== Dataset ==

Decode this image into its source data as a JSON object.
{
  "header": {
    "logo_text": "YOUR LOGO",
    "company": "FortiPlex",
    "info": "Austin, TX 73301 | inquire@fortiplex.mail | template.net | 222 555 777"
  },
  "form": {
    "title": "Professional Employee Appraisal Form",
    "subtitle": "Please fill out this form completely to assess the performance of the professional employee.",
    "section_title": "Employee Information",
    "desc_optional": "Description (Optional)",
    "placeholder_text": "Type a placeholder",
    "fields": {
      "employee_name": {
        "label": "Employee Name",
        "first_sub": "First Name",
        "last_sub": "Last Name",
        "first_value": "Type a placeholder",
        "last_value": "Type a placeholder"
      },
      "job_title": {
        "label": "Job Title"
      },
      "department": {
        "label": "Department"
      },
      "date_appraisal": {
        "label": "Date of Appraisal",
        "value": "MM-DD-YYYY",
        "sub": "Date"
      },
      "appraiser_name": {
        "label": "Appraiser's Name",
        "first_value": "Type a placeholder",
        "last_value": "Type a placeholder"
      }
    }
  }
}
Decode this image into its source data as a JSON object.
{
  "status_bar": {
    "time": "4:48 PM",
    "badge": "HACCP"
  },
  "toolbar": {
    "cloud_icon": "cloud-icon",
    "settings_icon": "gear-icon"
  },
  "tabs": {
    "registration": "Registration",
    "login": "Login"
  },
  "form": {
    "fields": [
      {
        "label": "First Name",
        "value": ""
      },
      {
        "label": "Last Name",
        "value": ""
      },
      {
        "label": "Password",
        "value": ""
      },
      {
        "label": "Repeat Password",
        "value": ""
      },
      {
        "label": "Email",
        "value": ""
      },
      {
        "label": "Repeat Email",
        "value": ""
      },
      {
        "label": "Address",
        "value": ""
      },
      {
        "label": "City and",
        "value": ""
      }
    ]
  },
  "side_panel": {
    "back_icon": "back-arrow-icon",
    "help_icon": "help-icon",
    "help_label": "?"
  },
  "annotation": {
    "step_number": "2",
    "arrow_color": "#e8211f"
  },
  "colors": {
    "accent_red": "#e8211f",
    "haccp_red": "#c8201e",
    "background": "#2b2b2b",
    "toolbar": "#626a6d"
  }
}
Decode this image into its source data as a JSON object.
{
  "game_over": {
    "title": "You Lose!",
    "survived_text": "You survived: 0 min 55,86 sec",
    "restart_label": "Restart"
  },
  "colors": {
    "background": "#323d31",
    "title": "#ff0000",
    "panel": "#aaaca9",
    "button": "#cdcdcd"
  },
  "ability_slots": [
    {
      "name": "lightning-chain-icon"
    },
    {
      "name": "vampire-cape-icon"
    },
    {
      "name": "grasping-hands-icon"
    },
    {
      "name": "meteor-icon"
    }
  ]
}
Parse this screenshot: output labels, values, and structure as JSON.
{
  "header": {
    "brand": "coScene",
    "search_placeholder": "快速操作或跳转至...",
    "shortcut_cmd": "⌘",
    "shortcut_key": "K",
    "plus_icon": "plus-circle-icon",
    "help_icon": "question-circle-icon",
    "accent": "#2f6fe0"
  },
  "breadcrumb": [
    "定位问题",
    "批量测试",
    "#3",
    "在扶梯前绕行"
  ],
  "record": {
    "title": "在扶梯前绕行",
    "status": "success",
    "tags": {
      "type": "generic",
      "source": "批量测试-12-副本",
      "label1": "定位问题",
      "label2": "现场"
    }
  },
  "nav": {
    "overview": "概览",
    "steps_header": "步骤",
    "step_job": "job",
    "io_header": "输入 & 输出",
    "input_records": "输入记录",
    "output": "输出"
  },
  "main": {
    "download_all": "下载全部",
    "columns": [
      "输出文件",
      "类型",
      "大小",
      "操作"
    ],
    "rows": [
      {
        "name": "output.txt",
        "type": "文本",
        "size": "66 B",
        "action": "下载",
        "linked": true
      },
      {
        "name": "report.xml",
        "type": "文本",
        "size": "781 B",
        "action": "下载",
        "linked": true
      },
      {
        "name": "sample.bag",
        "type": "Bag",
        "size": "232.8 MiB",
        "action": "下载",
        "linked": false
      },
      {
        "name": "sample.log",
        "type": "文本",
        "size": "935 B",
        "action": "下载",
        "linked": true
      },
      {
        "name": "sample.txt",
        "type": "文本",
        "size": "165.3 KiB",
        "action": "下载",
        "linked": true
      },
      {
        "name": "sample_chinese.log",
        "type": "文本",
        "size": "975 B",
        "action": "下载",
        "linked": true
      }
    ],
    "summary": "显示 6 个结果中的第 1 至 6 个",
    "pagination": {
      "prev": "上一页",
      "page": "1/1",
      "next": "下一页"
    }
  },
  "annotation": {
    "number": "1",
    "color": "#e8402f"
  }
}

===

Return the lines of the records that include the string "Password".

Expected answer.
        "label": "Password",
        "label": "Repeat Password",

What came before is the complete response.